(Entries from a dataset)
======

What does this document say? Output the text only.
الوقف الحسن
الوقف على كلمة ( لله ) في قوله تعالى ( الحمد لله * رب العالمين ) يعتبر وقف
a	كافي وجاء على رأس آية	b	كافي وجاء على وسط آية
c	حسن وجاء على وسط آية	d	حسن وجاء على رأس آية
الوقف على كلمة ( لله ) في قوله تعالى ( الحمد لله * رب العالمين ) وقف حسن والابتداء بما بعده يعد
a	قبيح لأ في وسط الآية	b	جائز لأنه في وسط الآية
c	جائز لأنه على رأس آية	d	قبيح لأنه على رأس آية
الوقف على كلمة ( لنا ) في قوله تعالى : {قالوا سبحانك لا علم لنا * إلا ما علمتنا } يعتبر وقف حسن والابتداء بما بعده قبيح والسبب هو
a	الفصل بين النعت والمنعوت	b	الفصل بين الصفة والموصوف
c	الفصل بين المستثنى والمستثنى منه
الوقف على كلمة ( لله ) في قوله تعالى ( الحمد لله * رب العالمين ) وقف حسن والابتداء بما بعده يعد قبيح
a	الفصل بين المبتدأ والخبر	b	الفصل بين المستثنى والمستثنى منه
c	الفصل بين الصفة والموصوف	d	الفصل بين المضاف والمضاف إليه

======

Goal: Reproduce the listing above verbatim, from first line to last.

Output for this exercise:
What does this document say? Output the text only.
الوقف الحسن
الوقف على كلمة ( لله ) في قوله تعالى ( الحمد لله * رب العالمين ) يعتبر وقف
a	كافي وجاء على رأس آية	b	كافي وجاء على وسط آية
c	حسن وجاء على وسط آية	d	حسن وجاء على رأس آية
الوقف على كلمة ( لله ) في قوله تعالى ( الحمد لله * رب العالمين ) وقف حسن والابتداء بما بعده يعد
a	قبيح لأ في وسط الآية	b	جائز لأنه في وسط الآية
c	جائز لأنه على رأس آية	d	قبيح لأنه على رأس آية
الوقف على كلمة ( لنا ) في قوله تعالى : {قالوا سبحانك لا علم لنا * إلا ما علمتنا } يعتبر وقف حسن والابتداء بما بعده قبيح والسبب هو
a	الفصل بين النعت والمنعوت	b	الفصل بين الصفة والموصوف
c	الفصل بين المستثنى والمستثنى منه
الوقف على كلمة ( لله ) في قوله تعالى ( الحمد لله * رب العالمين ) وقف حسن والابتداء بما بعده يعد قبيح
a	الفصل بين المبتدأ والخبر	b	الفصل بين المستثنى والمستثنى منه
c	الفصل بين الصفة والموصوف	d	الفصل بين المضاف والمضاف إليه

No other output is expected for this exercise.